-- Start of Data entries --

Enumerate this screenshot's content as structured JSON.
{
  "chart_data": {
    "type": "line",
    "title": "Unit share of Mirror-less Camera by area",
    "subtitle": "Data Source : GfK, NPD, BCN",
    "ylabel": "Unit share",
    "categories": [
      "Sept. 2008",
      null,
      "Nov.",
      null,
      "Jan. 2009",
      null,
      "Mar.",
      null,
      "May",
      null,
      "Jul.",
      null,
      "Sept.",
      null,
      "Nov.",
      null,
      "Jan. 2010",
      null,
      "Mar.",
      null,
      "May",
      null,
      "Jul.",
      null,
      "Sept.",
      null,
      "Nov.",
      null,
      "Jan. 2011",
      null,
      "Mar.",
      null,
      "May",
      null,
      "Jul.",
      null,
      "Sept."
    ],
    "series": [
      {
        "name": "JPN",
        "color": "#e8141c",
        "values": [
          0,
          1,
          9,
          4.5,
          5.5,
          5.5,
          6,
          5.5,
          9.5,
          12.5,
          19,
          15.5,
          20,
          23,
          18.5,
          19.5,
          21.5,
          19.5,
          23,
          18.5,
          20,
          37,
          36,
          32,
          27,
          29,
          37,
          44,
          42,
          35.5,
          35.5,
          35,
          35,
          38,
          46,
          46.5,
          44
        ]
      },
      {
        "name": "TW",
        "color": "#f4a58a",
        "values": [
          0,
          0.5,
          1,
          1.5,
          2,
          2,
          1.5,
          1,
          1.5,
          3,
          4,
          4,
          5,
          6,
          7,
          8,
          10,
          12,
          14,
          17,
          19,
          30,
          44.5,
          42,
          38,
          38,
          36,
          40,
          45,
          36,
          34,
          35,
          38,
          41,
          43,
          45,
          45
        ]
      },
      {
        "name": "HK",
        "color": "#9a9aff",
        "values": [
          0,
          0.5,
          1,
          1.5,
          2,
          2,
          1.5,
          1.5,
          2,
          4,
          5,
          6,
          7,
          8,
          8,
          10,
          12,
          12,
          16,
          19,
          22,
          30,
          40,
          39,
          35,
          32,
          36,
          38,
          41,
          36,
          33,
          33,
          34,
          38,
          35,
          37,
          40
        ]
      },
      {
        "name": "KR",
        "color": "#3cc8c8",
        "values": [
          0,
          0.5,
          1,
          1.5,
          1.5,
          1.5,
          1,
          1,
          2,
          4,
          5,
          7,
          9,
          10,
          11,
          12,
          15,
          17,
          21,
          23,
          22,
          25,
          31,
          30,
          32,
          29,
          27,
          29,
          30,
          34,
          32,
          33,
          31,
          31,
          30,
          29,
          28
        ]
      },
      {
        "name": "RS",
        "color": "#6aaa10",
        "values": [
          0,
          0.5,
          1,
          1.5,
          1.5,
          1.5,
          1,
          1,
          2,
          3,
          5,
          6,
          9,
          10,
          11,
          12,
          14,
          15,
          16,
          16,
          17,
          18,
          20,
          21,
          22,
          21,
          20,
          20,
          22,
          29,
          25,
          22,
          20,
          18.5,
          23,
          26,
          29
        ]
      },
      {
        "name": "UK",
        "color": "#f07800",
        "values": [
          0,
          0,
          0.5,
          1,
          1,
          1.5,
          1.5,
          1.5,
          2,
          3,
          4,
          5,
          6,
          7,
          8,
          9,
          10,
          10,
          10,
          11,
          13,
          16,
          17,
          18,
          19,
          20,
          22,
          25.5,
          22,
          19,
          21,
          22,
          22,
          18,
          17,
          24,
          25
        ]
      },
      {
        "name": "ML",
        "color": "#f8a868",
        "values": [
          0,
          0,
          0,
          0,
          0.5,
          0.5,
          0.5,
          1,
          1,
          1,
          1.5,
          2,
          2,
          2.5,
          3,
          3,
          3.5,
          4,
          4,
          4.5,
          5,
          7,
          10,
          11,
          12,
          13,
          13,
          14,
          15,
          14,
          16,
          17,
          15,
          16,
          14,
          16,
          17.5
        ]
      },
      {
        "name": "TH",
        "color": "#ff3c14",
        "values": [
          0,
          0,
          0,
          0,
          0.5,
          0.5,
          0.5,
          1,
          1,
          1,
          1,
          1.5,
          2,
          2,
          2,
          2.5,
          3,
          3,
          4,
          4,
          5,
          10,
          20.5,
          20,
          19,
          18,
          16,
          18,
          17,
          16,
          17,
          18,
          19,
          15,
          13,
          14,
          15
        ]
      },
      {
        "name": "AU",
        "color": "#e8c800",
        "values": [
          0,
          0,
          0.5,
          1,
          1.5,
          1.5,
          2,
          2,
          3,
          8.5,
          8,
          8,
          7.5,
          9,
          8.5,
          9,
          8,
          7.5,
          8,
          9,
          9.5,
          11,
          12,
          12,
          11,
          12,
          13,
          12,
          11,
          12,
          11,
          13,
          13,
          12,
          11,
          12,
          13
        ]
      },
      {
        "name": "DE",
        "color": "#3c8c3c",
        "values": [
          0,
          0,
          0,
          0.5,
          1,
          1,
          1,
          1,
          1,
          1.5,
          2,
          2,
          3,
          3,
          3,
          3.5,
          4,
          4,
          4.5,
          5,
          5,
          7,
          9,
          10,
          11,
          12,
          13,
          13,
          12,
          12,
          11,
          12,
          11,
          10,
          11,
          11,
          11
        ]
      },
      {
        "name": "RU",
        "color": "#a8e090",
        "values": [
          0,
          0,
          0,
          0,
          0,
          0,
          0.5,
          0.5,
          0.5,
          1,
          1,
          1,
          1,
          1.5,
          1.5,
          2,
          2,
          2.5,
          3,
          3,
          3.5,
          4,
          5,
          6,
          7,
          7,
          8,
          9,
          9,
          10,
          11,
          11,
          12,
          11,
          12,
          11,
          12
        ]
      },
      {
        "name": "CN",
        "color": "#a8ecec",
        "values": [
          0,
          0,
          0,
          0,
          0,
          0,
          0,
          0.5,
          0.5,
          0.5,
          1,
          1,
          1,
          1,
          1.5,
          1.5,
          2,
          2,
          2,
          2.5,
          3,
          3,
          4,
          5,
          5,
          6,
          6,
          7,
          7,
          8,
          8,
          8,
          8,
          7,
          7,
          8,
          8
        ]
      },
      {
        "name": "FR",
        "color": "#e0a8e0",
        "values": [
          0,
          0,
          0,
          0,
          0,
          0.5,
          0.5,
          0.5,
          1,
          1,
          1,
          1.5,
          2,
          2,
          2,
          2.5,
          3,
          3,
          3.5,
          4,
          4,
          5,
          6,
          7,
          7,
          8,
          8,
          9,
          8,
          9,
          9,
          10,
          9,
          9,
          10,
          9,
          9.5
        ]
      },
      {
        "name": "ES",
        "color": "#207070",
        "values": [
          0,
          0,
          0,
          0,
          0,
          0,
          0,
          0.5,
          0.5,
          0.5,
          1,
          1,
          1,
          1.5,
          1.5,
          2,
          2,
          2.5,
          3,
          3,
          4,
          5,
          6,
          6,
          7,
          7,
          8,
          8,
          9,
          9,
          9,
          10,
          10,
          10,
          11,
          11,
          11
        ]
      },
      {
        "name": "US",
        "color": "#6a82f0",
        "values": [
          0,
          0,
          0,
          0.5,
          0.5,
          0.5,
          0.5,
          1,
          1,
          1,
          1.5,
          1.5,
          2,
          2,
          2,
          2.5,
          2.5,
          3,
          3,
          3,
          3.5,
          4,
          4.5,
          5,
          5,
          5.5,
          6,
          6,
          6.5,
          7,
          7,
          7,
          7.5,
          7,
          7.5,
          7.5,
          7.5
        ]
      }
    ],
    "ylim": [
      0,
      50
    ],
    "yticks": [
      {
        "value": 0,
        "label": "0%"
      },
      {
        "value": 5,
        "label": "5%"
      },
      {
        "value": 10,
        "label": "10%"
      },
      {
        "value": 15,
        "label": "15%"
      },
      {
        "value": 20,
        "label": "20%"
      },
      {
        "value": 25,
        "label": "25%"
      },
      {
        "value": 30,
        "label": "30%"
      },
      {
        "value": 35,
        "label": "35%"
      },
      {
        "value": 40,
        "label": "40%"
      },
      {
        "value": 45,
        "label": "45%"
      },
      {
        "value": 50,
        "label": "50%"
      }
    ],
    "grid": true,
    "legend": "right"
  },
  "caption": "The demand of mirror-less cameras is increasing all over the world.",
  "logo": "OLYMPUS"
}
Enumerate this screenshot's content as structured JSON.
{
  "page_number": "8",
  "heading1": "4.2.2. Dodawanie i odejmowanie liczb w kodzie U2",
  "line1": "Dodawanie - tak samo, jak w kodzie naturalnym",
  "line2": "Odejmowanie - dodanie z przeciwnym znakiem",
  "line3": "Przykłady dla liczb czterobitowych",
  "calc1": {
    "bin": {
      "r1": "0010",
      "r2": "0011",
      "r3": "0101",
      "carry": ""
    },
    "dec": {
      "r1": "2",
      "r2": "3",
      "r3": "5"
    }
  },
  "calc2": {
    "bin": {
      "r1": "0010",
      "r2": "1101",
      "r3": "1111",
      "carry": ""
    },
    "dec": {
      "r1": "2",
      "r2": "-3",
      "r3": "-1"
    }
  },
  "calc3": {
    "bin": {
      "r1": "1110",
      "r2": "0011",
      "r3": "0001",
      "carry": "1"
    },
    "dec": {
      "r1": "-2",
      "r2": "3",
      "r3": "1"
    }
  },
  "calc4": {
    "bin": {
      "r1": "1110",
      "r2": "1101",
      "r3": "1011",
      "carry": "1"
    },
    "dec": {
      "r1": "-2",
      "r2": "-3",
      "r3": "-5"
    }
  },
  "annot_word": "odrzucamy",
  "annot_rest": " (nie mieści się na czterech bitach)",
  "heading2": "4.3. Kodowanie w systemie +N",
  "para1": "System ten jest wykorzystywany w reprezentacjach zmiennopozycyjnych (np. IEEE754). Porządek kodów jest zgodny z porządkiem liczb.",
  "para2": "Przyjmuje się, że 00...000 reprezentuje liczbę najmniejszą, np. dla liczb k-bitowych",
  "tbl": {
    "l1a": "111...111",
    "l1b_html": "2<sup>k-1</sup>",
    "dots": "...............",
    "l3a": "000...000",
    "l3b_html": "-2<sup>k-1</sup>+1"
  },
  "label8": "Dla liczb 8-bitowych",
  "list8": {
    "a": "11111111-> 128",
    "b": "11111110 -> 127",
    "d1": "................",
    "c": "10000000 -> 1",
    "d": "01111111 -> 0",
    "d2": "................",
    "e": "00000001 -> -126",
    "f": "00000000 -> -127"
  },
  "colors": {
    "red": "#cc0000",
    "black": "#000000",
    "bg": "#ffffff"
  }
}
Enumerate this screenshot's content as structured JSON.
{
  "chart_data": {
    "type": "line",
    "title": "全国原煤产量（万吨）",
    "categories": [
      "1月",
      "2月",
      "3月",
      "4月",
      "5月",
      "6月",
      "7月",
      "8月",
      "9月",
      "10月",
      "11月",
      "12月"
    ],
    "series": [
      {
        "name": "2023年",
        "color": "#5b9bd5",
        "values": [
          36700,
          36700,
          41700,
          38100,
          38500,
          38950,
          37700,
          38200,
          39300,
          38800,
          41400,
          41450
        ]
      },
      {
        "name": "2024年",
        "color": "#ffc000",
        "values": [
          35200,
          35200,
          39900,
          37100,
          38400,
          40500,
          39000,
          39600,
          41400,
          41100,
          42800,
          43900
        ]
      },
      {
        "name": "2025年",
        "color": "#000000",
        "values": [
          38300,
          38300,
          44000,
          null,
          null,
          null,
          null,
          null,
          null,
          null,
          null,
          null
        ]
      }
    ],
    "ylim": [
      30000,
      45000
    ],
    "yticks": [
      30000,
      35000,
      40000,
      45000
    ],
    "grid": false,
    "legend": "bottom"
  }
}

-- End of Data entries --

§ **Task statement**
Return every line in the listing that contains the word "share".

§ **Solution to this exercise**
    "title": "Unit share of Mirror-less Camera by area",
    "ylabel": "Unit share",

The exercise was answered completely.